— Start SOURCE RECORDS —

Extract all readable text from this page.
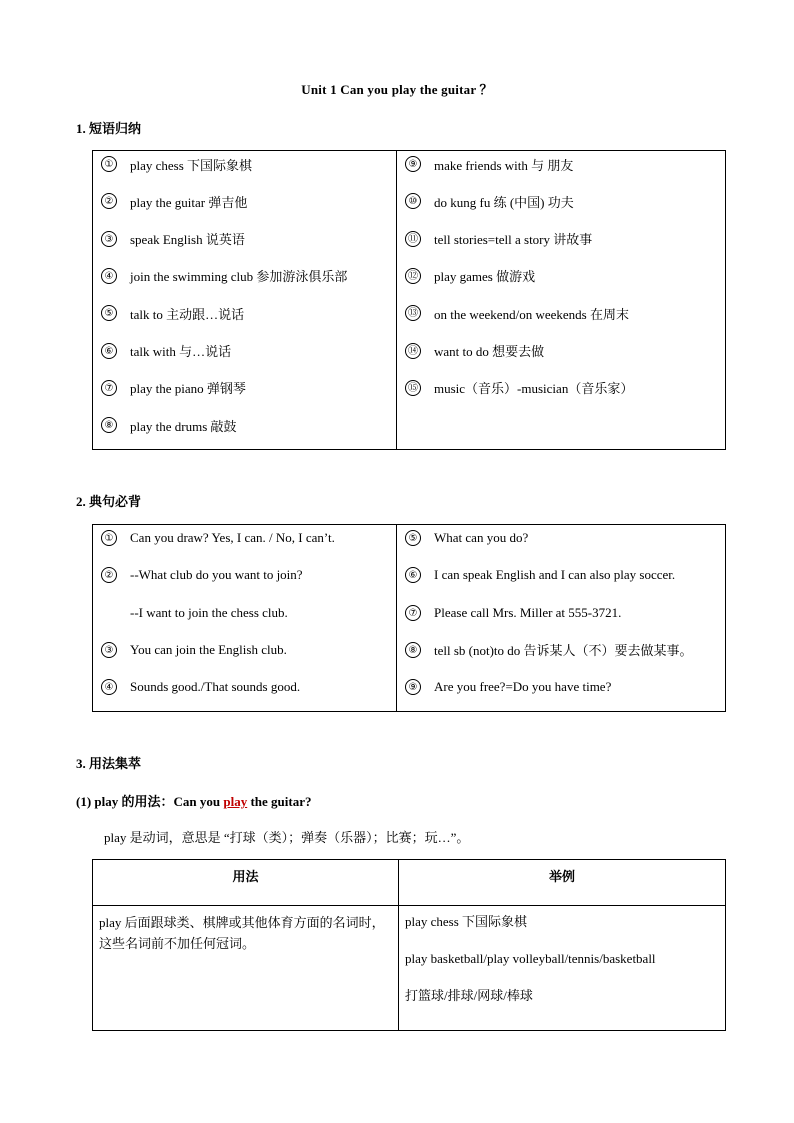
Unit 1 Can you play the guitar ？
1. 短语归纳
① play chess 下国际象棋
② play the guitar 弹吉他
③ speak English 说英语
④ join the swimming club 参加游泳俱乐部
⑤ talk to 主动跟…说话
⑥ talk with 与…说话
⑦ play the piano 弹钢琴
⑧ play the drums 敲鼓

⑨ make friends with 与 朋友
⑩ do kung fu 练 (中国) 功夫
⑪ tell stories=tell a story 讲故事
⑫ play games 做游戏
⑬ on the weekend/on weekends 在周末
⑭ want to do 想要去做
⑮ music（音乐）-musician（音乐家）
2. 典句必背
① Can you draw? Yes, I can. / No, I can’t.
② --What club do you want to join?
--I want to join the chess club.
③ You can join the English club.
④ Sounds good./That sounds good.

⑤ What can you do?
⑥ I can speak English and I can also play soccer.
⑦ Please call Mrs. Miller at 555-3721.
⑧ tell sb (not)to do 告诉某人（不）要去做某事。
⑨ Are you free?=Do you have time?
3. 用法集萃
(1) play 的用法：Can you play the guitar?
play 是动词，意思是 “打球（类）；弹奏（乐器）；比赛；玩…”。
用法	举例
play 后面跟球类、棋牌或其他体育方面的名词时，这些名词前不加任何冠词。	play chess 下国际象棋
play basketball/play volleyball/tennis/basketball
打篮球/排球/网球/棒球
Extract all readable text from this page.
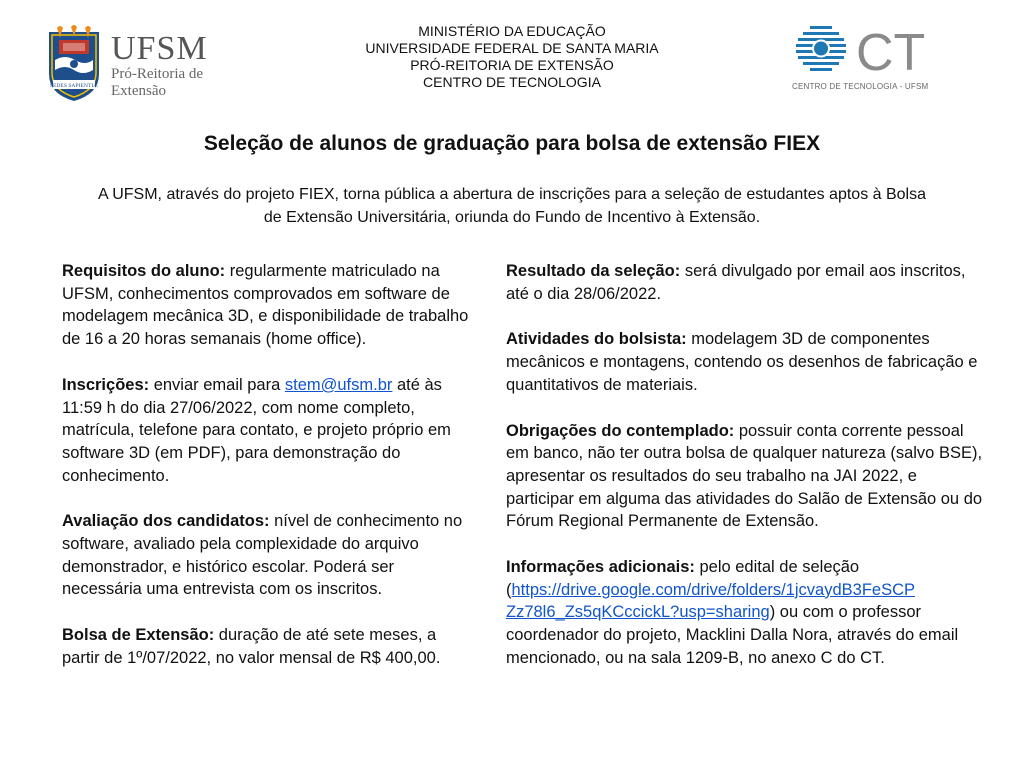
SEDES SAPIENTIÆ
UFSM
Pró-Reitoria de
Extensão
MINISTÉRIO DA EDUCAÇÃO
UNIVERSIDADE FEDERAL DE SANTA MARIA
PRÓ-REITORIA DE EXTENSÃO
CENTRO DE TECNOLOGIA	CT
CENTRO DE TECNOLOGIA - UFSM
Seleção de alunos de graduação para bolsa de extensão FIEX
A UFSM, através do projeto FIEX, torna pública a abertura de inscrições para a seleção de estudantes aptos à Bolsa de Extensão Universitária, oriunda do Fundo de Incentivo à Extensão.
Requisitos do aluno: regularmente matriculado na UFSM, conhecimentos comprovados em software de modelagem mecânica 3D, e disponibilidade de trabalho de 16 a 20 horas semanais (home office).
Inscrições: enviar email para stem@ufsm.br até às 11:59 h do dia 27/06/2022, com nome completo, matrícula, telefone para contato, e projeto próprio em software 3D (em PDF), para demonstração do conhecimento.
Avaliação dos candidatos: nível de conhecimento no software, avaliado pela complexidade do arquivo demonstrador, e histórico escolar. Poderá ser necessária uma entrevista com os inscritos.
Bolsa de Extensão: duração de até sete meses, a partir de 1º/07/2022, no valor mensal de R$ 400,00.
Resultado da seleção: será divulgado por email aos inscritos, até o dia 28/06/2022.
Atividades do bolsista: modelagem 3D de componentes mecânicos e montagens, contendo os desenhos de fabricação e quantitativos de materiais.
Obrigações do contemplado: possuir conta corrente pessoal em banco, não ter outra bolsa de qualquer natureza (salvo BSE), apresentar os resultados do seu trabalho na JAI 2022, e participar em alguma das atividades do Salão de Extensão ou do Fórum Regional Permanente de Extensão.
Informações adicionais: pelo edital de seleção (https://drive.google.com/drive/folders/1jcvaydB3FeSCP
Zz78l6_Zs5qKCccickL?usp=sharing) ou com o professor coordenador do projeto, Macklini Dalla Nora, através do email mencionado, ou na sala 1209-B, no anexo C do CT.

— End SOURCE RECORDS —

* GOAL:
Leave out the pictures and return every record word for word.

* IN RESPONSE:
Extract all readable text from this page.
Unit 1 Can you play the guitar ？
1. 短语归纳
① play chess 下国际象棋
② play the guitar 弹吉他
③ speak English 说英语
④ join the swimming club 参加游泳俱乐部
⑤ talk to 主动跟…说话
⑥ talk with 与…说话
⑦ play the piano 弹钢琴
⑧ play the drums 敲鼓

⑨ make friends with 与 朋友
⑩ do kung fu 练 (中国) 功夫
⑪ tell stories=tell a story 讲故事
⑫ play games 做游戏
⑬ on the weekend/on weekends 在周末
⑭ want to do 想要去做
⑮ music（音乐）-musician（音乐家）
2. 典句必背
① Can you draw? Yes, I can. / No, I can’t.
② --What club do you want to join?
--I want to join the chess club.
③ You can join the English club.
④ Sounds good./That sounds good.

⑤ What can you do?
⑥ I can speak English and I can also play soccer.
⑦ Please call Mrs. Miller at 555-3721.
⑧ tell sb (not)to do 告诉某人（不）要去做某事。
⑨ Are you free?=Do you have time?
3. 用法集萃
(1) play 的用法：Can you play the guitar?
play 是动词，意思是 “打球（类）；弹奏（乐器）；比赛；玩…”。
用法	举例
play 后面跟球类、棋牌或其他体育方面的名词时，这些名词前不加任何冠词。	play chess 下国际象棋
play basketball/play volleyball/tennis/basketball
打篮球/排球/网球/棒球
Extract all readable text from this page.
SEDES SAPIENTIÆ
UFSM
Pró-Reitoria de
Extensão
MINISTÉRIO DA EDUCAÇÃO
UNIVERSIDADE FEDERAL DE SANTA MARIA
PRÓ-REITORIA DE EXTENSÃO
CENTRO DE TECNOLOGIA	CT
CENTRO DE TECNOLOGIA - UFSM
Seleção de alunos de graduação para bolsa de extensão FIEX
A UFSM, através do projeto FIEX, torna pública a abertura de inscrições para a seleção de estudantes aptos à Bolsa de Extensão Universitária, oriunda do Fundo de Incentivo à Extensão.
Requisitos do aluno: regularmente matriculado na UFSM, conhecimentos comprovados em software de modelagem mecânica 3D, e disponibilidade de trabalho de 16 a 20 horas semanais (home office).
Inscrições: enviar email para stem@ufsm.br até às 11:59 h do dia 27/06/2022, com nome completo, matrícula, telefone para contato, e projeto próprio em software 3D (em PDF), para demonstração do conhecimento.
Avaliação dos candidatos: nível de conhecimento no software, avaliado pela complexidade do arquivo demonstrador, e histórico escolar. Poderá ser necessária uma entrevista com os inscritos.
Bolsa de Extensão: duração de até sete meses, a partir de 1º/07/2022, no valor mensal de R$ 400,00.
Resultado da seleção: será divulgado por email aos inscritos, até o dia 28/06/2022.
Atividades do bolsista: modelagem 3D de componentes mecânicos e montagens, contendo os desenhos de fabricação e quantitativos de materiais.
Obrigações do contemplado: possuir conta corrente pessoal em banco, não ter outra bolsa de qualquer natureza (salvo BSE), apresentar os resultados do seu trabalho na JAI 2022, e participar em alguma das atividades do Salão de Extensão ou do Fórum Regional Permanente de Extensão.
Informações adicionais: pelo edital de seleção (https://drive.google.com/drive/folders/1jcvaydB3FeSCP
Zz78l6_Zs5qKCccickL?usp=sharing) ou com o professor coordenador do projeto, Macklini Dalla Nora, através do email mencionado, ou na sala 1209-B, no anexo C do CT.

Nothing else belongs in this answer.